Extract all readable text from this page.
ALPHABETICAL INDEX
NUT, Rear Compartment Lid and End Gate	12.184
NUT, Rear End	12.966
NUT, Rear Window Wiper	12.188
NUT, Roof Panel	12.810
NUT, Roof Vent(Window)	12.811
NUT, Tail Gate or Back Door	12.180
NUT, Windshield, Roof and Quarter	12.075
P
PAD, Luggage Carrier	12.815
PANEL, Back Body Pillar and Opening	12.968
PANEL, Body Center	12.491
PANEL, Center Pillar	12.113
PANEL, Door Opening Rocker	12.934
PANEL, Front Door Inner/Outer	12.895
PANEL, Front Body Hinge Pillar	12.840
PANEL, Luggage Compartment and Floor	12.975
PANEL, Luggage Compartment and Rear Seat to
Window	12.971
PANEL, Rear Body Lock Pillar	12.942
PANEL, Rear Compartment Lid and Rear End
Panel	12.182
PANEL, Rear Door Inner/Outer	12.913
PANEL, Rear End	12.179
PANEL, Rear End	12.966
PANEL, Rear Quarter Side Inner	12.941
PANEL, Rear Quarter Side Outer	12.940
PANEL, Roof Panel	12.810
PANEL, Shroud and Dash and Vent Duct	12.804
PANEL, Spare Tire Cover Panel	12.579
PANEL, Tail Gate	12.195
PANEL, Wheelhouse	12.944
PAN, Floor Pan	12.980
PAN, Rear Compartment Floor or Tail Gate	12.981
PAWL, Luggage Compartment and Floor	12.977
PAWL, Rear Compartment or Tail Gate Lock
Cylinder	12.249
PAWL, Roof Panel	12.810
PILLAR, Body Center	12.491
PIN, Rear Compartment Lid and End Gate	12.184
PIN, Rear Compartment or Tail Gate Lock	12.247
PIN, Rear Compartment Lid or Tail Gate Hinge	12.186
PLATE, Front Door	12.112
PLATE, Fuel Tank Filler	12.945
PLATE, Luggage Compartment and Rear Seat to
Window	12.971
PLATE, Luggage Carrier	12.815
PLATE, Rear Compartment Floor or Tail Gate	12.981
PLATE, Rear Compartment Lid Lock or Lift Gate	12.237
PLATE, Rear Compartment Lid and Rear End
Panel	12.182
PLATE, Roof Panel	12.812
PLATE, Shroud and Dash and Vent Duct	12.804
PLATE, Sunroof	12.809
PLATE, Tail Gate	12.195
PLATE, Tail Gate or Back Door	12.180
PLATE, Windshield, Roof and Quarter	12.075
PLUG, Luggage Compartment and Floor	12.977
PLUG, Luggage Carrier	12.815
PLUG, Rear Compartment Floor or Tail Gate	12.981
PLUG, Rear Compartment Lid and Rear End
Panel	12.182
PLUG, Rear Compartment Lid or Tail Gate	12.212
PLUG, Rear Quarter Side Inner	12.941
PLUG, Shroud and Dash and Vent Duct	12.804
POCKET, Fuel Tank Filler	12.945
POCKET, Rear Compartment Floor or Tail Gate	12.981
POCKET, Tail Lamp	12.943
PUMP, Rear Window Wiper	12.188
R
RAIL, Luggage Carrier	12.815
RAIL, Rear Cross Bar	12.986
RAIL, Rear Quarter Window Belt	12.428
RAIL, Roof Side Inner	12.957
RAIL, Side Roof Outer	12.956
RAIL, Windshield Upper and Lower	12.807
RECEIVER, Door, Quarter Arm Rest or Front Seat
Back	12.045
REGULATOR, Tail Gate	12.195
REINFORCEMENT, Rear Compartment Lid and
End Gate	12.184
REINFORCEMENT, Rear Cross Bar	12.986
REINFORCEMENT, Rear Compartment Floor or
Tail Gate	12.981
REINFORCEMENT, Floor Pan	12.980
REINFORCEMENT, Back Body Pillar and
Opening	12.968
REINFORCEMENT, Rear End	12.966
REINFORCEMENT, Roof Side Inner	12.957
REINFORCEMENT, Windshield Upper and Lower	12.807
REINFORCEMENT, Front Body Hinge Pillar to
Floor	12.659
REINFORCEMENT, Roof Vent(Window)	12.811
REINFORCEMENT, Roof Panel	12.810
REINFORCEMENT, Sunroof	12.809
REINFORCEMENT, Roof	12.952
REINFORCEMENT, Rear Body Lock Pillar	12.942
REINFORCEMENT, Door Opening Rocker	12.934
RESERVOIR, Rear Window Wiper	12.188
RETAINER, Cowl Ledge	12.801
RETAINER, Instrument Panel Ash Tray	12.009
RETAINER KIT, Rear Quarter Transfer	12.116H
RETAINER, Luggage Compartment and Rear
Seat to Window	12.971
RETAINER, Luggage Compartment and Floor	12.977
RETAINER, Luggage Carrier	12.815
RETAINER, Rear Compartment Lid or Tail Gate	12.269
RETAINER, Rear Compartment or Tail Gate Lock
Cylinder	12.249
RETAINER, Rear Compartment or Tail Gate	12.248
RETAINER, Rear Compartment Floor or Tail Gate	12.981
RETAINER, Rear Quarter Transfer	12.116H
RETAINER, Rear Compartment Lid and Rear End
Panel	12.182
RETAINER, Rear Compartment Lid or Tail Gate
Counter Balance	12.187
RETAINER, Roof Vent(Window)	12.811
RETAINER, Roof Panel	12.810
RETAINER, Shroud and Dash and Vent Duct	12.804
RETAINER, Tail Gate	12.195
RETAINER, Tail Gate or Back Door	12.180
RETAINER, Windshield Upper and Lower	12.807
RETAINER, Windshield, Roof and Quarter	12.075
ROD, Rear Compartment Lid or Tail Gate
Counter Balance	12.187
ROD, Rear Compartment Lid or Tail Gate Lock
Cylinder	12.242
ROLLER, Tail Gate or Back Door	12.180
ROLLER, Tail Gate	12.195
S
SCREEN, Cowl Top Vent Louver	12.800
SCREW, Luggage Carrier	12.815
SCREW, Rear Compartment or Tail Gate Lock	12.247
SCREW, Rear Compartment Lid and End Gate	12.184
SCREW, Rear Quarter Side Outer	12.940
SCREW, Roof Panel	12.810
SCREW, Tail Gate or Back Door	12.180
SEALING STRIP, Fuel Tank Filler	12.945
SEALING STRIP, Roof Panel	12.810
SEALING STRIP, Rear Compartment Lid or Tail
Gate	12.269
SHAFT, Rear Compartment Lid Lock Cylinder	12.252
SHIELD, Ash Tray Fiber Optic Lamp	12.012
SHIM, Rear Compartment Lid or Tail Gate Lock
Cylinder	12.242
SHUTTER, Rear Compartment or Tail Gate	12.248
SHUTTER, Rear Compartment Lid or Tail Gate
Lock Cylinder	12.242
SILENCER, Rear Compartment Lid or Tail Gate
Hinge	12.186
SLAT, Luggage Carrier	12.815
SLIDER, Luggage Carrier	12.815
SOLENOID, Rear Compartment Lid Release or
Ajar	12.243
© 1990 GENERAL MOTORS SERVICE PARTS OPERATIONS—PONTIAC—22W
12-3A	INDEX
================================
Required task: Transcribe each record exactly. Leave nothing out.

Output of the task:
Extract all readable text from this page.
ALPHABETICAL INDEX
NUT, Rear Compartment Lid and End Gate	12.184
NUT, Rear End	12.966
NUT, Rear Window Wiper	12.188
NUT, Roof Panel	12.810
NUT, Roof Vent(Window)	12.811
NUT, Tail Gate or Back Door	12.180
NUT, Windshield, Roof and Quarter	12.075
P
PAD, Luggage Carrier	12.815
PANEL, Back Body Pillar and Opening	12.968
PANEL, Body Center	12.491
PANEL, Center Pillar	12.113
PANEL, Door Opening Rocker	12.934
PANEL, Front Door Inner/Outer	12.895
PANEL, Front Body Hinge Pillar	12.840
PANEL, Luggage Compartment and Floor	12.975
PANEL, Luggage Compartment and Rear Seat to
Window	12.971
PANEL, Rear Body Lock Pillar	12.942
PANEL, Rear Compartment Lid and Rear End
Panel	12.182
PANEL, Rear Door Inner/Outer	12.913
PANEL, Rear End	12.179
PANEL, Rear End	12.966
PANEL, Rear Quarter Side Inner	12.941
PANEL, Rear Quarter Side Outer	12.940
PANEL, Roof Panel	12.810
PANEL, Shroud and Dash and Vent Duct	12.804
PANEL, Spare Tire Cover Panel	12.579
PANEL, Tail Gate	12.195
PANEL, Wheelhouse	12.944
PAN, Floor Pan	12.980
PAN, Rear Compartment Floor or Tail Gate	12.981
PAWL, Luggage Compartment and Floor	12.977
PAWL, Rear Compartment or Tail Gate Lock
Cylinder	12.249
PAWL, Roof Panel	12.810
PILLAR, Body Center	12.491
PIN, Rear Compartment Lid and End Gate	12.184
PIN, Rear Compartment or Tail Gate Lock	12.247
PIN, Rear Compartment Lid or Tail Gate Hinge	12.186
PLATE, Front Door	12.112
PLATE, Fuel Tank Filler	12.945
PLATE, Luggage Compartment and Rear Seat to
Window	12.971
PLATE, Luggage Carrier	12.815
PLATE, Rear Compartment Floor or Tail Gate	12.981
PLATE, Rear Compartment Lid Lock or Lift Gate	12.237
PLATE, Rear Compartment Lid and Rear End
Panel	12.182
PLATE, Roof Panel	12.812
PLATE, Shroud and Dash and Vent Duct	12.804
PLATE, Sunroof	12.809
PLATE, Tail Gate	12.195
PLATE, Tail Gate or Back Door	12.180
PLATE, Windshield, Roof and Quarter	12.075
PLUG, Luggage Compartment and Floor	12.977
PLUG, Luggage Carrier	12.815
PLUG, Rear Compartment Floor or Tail Gate	12.981
PLUG, Rear Compartment Lid and Rear End
Panel	12.182
PLUG, Rear Compartment Lid or Tail Gate	12.212
PLUG, Rear Quarter Side Inner	12.941
PLUG, Shroud and Dash and Vent Duct	12.804
POCKET, Fuel Tank Filler	12.945
POCKET, Rear Compartment Floor or Tail Gate	12.981
POCKET, Tail Lamp	12.943
PUMP, Rear Window Wiper	12.188
R
RAIL, Luggage Carrier	12.815
RAIL, Rear Cross Bar	12.986
RAIL, Rear Quarter Window Belt	12.428
RAIL, Roof Side Inner	12.957
RAIL, Side Roof Outer	12.956
RAIL, Windshield Upper and Lower	12.807
RECEIVER, Door, Quarter Arm Rest or Front Seat
Back	12.045
REGULATOR, Tail Gate	12.195
REINFORCEMENT, Rear Compartment Lid and
End Gate	12.184
REINFORCEMENT, Rear Cross Bar	12.986
REINFORCEMENT, Rear Compartment Floor or
Tail Gate	12.981
REINFORCEMENT, Floor Pan	12.980
REINFORCEMENT, Back Body Pillar and
Opening	12.968
REINFORCEMENT, Rear End	12.966
REINFORCEMENT, Roof Side Inner	12.957
REINFORCEMENT, Windshield Upper and Lower	12.807
REINFORCEMENT, Front Body Hinge Pillar to
Floor	12.659
REINFORCEMENT, Roof Vent(Window)	12.811
REINFORCEMENT, Roof Panel	12.810
REINFORCEMENT, Sunroof	12.809
REINFORCEMENT, Roof	12.952
REINFORCEMENT, Rear Body Lock Pillar	12.942
REINFORCEMENT, Door Opening Rocker	12.934
RESERVOIR, Rear Window Wiper	12.188
RETAINER, Cowl Ledge	12.801
RETAINER, Instrument Panel Ash Tray	12.009
RETAINER KIT, Rear Quarter Transfer	12.116H
RETAINER, Luggage Compartment and Rear
Seat to Window	12.971
RETAINER, Luggage Compartment and Floor	12.977
RETAINER, Luggage Carrier	12.815
RETAINER, Rear Compartment Lid or Tail Gate	12.269
RETAINER, Rear Compartment or Tail Gate Lock
Cylinder	12.249
RETAINER, Rear Compartment or Tail Gate	12.248
RETAINER, Rear Compartment Floor or Tail Gate	12.981
RETAINER, Rear Quarter Transfer	12.116H
RETAINER, Rear Compartment Lid and Rear End
Panel	12.182
RETAINER, Rear Compartment Lid or Tail Gate
Counter Balance	12.187
RETAINER, Roof Vent(Window)	12.811
RETAINER, Roof Panel	12.810
RETAINER, Shroud and Dash and Vent Duct	12.804
RETAINER, Tail Gate	12.195
RETAINER, Tail Gate or Back Door	12.180
RETAINER, Windshield Upper and Lower	12.807
RETAINER, Windshield, Roof and Quarter	12.075
ROD, Rear Compartment Lid or Tail Gate
Counter Balance	12.187
ROD, Rear Compartment Lid or Tail Gate Lock
Cylinder	12.242
ROLLER, Tail Gate or Back Door	12.180
ROLLER, Tail Gate	12.195
S
SCREEN, Cowl Top Vent Louver	12.800
SCREW, Luggage Carrier	12.815
SCREW, Rear Compartment or Tail Gate Lock	12.247
SCREW, Rear Compartment Lid and End Gate	12.184
SCREW, Rear Quarter Side Outer	12.940
SCREW, Roof Panel	12.810
SCREW, Tail Gate or Back Door	12.180
SEALING STRIP, Fuel Tank Filler	12.945
SEALING STRIP, Roof Panel	12.810
SEALING STRIP, Rear Compartment Lid or Tail
Gate	12.269
SHAFT, Rear Compartment Lid Lock Cylinder	12.252
SHIELD, Ash Tray Fiber Optic Lamp	12.012
SHIM, Rear Compartment Lid or Tail Gate Lock
Cylinder	12.242
SHUTTER, Rear Compartment or Tail Gate	12.248
SHUTTER, Rear Compartment Lid or Tail Gate
Lock Cylinder	12.242
SILENCER, Rear Compartment Lid or Tail Gate
Hinge	12.186
SLAT, Luggage Carrier	12.815
SLIDER, Luggage Carrier	12.815
SOLENOID, Rear Compartment Lid Release or
Ajar	12.243
© 1990 GENERAL MOTORS SERVICE PARTS OPERATIONS—PONTIAC—22W
12-3A	INDEX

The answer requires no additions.